▸ Stated exercise
Go through the listing below and gather every line with the word "Описаніе".
----------------
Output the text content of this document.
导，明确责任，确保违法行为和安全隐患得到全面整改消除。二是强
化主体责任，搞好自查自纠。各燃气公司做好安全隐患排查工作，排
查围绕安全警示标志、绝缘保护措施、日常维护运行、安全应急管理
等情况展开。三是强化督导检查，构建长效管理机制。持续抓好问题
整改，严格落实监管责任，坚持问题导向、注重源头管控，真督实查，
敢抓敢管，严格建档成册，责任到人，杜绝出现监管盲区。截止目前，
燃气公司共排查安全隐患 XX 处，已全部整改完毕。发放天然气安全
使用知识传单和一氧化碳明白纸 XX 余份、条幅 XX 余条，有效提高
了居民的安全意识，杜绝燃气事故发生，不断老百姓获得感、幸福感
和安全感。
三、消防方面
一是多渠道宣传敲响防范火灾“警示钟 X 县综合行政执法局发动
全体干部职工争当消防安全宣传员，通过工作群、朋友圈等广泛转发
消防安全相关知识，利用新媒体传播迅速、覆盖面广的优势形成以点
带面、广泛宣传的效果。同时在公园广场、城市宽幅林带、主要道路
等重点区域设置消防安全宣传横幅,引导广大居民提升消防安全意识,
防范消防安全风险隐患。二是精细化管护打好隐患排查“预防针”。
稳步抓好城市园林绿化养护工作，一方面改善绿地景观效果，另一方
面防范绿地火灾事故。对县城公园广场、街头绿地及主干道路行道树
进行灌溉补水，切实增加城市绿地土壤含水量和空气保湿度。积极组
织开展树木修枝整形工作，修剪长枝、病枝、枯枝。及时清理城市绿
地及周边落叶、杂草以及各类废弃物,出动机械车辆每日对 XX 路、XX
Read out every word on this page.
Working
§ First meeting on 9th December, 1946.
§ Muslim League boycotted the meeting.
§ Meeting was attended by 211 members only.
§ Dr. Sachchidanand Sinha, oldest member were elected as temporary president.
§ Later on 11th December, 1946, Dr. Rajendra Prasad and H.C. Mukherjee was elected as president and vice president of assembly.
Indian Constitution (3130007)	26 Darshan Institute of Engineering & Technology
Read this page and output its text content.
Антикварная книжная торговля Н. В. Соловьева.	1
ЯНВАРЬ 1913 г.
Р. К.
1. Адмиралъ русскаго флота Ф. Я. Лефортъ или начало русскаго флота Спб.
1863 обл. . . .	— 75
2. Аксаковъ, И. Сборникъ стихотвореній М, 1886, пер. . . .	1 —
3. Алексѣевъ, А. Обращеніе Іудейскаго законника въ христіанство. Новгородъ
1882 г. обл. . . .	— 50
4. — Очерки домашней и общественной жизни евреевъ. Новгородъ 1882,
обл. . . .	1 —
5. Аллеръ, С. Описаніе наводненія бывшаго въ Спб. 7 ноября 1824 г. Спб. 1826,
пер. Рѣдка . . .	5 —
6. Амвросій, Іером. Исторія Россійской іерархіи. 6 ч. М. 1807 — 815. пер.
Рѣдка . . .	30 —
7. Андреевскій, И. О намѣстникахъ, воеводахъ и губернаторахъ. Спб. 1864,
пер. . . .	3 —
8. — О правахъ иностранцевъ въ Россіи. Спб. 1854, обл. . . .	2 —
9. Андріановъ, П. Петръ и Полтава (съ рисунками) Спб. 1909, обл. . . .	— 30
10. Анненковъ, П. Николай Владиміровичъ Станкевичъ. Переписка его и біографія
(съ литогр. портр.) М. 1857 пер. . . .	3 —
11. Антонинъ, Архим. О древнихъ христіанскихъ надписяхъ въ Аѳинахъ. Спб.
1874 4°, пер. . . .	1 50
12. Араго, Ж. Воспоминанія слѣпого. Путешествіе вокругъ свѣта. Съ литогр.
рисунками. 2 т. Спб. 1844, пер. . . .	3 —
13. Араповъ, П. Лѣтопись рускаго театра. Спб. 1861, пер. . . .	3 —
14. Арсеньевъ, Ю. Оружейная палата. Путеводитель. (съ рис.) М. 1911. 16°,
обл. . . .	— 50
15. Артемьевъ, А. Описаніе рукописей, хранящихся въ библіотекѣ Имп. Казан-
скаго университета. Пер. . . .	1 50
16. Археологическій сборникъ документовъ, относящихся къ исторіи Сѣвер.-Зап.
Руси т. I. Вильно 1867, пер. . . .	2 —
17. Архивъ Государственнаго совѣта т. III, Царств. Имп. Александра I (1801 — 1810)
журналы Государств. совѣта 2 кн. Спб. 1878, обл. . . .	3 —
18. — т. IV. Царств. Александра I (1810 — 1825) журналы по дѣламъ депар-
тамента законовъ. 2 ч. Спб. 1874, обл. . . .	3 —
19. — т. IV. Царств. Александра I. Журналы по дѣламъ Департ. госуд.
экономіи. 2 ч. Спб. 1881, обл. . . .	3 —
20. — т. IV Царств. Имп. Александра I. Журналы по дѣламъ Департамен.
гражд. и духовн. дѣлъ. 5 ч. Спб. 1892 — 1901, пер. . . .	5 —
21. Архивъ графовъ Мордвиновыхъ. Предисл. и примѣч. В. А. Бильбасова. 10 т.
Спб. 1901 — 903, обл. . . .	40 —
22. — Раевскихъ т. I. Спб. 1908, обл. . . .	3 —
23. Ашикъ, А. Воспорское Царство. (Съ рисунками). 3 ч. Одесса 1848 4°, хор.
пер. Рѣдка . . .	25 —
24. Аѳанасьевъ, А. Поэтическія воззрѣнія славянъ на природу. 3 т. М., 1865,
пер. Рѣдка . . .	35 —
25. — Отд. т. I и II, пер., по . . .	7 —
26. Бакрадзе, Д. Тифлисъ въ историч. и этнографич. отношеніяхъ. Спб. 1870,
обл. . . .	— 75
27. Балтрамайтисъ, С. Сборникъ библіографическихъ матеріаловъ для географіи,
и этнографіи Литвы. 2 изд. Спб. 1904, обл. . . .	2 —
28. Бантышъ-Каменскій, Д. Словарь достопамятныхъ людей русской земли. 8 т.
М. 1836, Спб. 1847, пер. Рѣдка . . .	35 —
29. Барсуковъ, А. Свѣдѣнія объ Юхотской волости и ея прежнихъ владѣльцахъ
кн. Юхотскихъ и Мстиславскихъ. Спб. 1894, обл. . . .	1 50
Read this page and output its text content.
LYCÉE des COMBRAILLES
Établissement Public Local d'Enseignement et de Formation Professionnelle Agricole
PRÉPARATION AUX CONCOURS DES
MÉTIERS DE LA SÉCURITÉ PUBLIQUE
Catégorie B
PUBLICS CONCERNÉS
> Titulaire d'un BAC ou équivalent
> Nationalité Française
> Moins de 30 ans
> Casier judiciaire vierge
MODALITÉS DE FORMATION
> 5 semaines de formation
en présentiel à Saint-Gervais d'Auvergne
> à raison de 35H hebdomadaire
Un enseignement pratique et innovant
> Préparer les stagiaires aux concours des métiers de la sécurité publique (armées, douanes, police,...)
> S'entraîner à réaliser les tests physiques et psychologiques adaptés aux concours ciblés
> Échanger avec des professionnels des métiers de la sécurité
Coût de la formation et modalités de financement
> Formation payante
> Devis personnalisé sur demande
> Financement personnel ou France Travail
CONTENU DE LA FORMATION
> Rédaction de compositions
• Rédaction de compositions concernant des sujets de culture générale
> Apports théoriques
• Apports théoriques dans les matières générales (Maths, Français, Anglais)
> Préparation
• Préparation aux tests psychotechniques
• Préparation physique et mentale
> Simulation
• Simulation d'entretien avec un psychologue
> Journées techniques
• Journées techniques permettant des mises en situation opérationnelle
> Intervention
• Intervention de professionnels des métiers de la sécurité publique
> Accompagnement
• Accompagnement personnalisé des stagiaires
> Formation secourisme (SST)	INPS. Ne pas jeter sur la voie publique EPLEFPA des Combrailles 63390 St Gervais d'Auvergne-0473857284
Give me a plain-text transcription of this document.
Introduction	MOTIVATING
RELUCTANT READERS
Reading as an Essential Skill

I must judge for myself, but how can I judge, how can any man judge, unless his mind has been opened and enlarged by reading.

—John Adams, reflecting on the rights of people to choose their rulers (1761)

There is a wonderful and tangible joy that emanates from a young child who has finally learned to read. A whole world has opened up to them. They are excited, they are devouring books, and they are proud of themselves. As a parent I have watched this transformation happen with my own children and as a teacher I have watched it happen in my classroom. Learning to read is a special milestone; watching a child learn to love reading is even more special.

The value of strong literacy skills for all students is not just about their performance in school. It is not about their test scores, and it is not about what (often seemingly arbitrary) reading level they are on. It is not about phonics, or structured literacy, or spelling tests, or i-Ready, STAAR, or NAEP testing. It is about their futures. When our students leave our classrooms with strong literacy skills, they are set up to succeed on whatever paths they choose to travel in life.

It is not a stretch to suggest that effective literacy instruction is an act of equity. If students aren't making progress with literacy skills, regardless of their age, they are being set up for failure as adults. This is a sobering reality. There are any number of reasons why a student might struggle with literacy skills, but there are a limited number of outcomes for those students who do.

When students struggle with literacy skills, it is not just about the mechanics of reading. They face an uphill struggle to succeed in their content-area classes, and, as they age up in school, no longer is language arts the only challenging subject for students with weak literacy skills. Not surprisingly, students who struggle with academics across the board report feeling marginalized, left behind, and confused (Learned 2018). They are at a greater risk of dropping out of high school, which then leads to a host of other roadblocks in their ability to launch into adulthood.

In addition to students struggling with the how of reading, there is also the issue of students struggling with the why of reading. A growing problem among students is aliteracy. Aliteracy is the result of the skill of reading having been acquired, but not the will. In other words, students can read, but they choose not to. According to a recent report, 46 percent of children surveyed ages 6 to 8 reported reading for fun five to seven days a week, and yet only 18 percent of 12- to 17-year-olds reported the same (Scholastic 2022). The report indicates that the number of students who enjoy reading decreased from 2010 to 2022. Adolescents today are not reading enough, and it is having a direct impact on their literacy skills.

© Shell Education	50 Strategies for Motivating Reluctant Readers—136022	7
----------------
▸ Finished answer
5. Аллеръ, С. Описаніе наводненія бывшаго въ Спб. 7 ноября 1824 г. Спб. 1826,
15. Артемьевъ, А. Описаніе рукописей, хранящихся въ библіотекѣ Имп. Казан-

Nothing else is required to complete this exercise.